* [RECORDS PROVIDED]:
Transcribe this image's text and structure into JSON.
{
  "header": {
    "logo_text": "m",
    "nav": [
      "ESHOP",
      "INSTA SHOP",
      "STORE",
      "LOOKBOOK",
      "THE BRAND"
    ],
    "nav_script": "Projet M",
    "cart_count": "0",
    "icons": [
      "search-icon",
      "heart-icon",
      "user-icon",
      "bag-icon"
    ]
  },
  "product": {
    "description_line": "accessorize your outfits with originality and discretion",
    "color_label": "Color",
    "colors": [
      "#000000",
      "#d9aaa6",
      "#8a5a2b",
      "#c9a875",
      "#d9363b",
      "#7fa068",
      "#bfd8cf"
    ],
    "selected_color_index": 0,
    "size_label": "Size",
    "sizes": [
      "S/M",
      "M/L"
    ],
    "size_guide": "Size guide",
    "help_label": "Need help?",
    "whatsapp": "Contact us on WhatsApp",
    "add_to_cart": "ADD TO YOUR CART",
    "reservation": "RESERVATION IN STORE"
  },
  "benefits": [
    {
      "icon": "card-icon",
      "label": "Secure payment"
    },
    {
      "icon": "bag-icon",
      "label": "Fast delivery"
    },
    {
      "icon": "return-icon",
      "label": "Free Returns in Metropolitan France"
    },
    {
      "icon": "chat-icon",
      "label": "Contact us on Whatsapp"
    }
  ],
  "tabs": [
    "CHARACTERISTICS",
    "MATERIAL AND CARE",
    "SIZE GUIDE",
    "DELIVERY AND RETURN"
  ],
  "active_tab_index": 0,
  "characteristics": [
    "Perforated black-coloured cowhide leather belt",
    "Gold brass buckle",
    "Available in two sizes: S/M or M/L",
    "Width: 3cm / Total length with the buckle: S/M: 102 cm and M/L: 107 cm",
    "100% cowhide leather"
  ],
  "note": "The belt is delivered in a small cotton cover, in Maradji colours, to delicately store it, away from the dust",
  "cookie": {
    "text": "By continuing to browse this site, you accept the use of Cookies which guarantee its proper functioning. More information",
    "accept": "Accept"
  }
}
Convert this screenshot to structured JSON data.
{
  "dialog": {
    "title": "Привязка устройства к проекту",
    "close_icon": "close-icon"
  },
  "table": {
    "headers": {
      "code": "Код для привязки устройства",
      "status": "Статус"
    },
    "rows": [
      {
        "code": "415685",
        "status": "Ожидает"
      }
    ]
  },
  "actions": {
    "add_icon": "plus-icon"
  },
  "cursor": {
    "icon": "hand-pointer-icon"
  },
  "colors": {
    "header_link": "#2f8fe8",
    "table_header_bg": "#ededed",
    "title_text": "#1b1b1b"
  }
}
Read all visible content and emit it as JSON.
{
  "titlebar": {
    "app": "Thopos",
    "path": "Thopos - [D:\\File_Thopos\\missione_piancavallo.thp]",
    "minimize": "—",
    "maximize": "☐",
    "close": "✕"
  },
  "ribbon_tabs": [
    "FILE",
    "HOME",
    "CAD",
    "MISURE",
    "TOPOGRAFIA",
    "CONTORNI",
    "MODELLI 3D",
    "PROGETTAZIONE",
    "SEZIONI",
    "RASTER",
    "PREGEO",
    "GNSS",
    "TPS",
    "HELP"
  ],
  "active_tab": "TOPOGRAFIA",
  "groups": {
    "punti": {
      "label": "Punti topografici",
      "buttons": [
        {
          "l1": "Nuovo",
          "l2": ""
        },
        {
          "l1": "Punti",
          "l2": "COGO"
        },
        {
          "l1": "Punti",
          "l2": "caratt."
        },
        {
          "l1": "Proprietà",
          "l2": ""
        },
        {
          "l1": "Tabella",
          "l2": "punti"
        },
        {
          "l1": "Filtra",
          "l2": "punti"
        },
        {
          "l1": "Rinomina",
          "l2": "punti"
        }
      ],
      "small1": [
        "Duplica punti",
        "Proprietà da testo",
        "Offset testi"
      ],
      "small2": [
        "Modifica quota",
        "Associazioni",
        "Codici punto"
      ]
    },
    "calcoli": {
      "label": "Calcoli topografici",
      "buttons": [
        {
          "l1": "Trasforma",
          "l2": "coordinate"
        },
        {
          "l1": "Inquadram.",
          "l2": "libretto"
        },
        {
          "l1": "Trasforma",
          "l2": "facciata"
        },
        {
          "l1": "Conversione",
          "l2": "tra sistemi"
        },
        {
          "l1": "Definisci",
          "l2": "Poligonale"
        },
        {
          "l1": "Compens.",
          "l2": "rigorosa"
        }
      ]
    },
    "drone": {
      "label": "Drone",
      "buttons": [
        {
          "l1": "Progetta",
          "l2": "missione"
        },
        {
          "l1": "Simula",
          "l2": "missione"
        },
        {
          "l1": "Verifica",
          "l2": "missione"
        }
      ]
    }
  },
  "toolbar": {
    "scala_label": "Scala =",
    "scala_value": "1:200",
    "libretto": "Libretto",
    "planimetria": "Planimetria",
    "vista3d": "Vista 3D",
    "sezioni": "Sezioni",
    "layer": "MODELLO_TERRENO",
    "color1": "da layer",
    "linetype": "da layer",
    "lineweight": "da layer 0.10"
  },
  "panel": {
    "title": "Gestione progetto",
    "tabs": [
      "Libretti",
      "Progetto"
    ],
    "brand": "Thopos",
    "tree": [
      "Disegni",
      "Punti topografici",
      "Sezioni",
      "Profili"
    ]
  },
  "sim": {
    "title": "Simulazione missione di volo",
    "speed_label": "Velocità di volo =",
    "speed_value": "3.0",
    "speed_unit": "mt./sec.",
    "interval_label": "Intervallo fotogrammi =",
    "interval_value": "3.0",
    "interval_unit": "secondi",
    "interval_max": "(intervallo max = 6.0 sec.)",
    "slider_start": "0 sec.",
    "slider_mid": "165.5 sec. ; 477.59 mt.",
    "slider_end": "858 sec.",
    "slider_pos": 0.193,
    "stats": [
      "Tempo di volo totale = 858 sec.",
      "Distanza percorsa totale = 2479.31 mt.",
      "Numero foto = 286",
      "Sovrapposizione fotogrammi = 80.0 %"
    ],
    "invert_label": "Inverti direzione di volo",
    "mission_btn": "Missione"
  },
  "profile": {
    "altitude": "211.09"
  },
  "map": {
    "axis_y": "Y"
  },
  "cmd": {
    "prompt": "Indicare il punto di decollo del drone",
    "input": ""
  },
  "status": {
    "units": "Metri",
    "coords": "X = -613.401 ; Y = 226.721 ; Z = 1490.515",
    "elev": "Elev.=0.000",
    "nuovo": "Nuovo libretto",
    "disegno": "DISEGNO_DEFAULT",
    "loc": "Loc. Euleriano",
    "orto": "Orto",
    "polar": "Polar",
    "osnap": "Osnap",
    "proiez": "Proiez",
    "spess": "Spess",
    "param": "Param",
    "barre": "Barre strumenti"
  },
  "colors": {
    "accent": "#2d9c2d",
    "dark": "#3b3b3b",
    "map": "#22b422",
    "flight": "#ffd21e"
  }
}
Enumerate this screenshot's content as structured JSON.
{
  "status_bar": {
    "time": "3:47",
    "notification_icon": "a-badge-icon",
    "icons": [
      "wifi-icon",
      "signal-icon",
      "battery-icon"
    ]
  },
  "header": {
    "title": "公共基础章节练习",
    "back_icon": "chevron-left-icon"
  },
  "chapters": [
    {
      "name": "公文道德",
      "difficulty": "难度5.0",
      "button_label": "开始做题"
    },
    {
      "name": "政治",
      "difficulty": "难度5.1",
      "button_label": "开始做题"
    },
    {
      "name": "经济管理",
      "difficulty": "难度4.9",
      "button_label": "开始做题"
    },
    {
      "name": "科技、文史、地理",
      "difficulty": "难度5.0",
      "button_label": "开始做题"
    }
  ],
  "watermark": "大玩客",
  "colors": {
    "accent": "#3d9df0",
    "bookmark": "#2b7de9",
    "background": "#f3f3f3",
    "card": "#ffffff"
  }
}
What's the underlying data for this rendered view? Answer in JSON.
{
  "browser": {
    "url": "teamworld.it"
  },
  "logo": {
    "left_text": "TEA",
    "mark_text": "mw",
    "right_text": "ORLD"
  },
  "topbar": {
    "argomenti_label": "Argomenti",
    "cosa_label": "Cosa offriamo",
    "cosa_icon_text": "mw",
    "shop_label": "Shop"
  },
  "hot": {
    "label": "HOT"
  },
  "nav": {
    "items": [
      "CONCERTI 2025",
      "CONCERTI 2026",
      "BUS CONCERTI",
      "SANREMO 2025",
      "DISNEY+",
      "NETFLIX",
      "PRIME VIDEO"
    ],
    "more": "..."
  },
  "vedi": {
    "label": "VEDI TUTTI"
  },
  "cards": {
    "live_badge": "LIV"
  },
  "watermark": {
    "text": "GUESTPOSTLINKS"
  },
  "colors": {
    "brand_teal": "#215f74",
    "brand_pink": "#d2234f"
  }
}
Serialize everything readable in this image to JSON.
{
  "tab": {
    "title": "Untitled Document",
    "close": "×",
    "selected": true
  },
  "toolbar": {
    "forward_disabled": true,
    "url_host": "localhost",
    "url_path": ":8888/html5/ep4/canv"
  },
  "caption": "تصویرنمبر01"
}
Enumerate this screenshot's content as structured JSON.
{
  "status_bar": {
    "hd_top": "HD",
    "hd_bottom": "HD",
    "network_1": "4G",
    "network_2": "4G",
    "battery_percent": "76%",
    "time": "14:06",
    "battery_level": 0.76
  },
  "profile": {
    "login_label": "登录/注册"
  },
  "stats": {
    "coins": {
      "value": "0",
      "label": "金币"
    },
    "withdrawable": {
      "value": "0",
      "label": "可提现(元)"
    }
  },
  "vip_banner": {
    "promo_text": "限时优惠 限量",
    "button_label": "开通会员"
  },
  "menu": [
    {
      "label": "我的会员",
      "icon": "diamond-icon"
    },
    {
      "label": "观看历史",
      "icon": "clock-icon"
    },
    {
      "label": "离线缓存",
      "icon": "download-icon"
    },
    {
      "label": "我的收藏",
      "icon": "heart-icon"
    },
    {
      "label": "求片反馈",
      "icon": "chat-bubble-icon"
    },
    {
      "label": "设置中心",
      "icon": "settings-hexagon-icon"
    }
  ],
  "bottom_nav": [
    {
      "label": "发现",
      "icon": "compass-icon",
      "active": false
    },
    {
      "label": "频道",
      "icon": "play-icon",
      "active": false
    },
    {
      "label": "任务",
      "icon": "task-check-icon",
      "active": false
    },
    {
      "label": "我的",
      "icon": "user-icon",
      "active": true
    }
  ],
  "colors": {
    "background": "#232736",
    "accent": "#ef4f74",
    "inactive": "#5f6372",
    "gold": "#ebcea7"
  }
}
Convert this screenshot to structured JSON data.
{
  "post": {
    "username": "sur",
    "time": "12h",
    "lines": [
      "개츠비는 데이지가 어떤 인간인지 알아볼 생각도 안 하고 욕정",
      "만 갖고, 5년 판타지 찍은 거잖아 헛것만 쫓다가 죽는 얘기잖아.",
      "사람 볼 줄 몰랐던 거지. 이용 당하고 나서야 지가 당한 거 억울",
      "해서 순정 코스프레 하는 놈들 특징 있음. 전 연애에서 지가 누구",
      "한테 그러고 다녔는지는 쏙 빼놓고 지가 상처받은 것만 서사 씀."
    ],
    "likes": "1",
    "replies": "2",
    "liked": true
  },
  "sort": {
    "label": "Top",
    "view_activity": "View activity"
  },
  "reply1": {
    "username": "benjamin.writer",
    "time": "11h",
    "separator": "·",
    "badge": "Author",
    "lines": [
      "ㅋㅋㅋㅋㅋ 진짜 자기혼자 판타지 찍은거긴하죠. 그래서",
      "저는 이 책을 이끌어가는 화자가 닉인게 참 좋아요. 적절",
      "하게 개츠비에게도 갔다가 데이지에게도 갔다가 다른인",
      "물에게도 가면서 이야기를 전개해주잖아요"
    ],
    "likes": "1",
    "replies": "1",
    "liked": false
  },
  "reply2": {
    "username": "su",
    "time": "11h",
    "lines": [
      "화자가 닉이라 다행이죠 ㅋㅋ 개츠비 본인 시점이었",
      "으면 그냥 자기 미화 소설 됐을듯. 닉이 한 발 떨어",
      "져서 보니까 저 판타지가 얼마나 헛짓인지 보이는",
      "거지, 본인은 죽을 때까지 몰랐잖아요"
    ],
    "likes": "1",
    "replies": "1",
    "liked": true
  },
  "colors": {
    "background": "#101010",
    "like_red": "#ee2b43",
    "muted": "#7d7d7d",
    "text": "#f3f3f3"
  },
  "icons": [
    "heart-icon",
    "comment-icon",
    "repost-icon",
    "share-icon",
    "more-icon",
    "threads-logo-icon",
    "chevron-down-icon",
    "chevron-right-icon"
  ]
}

* [GIVEN INSTRUCTION]: Pull every line containing the word "buckle" out of the material.

* [RESPONSE TO THIS EXERCISE]:
    "Gold brass buckle",
    "Width: 3cm / Total length with the buckle: S/M: 102 cm and M/L: 107 cm",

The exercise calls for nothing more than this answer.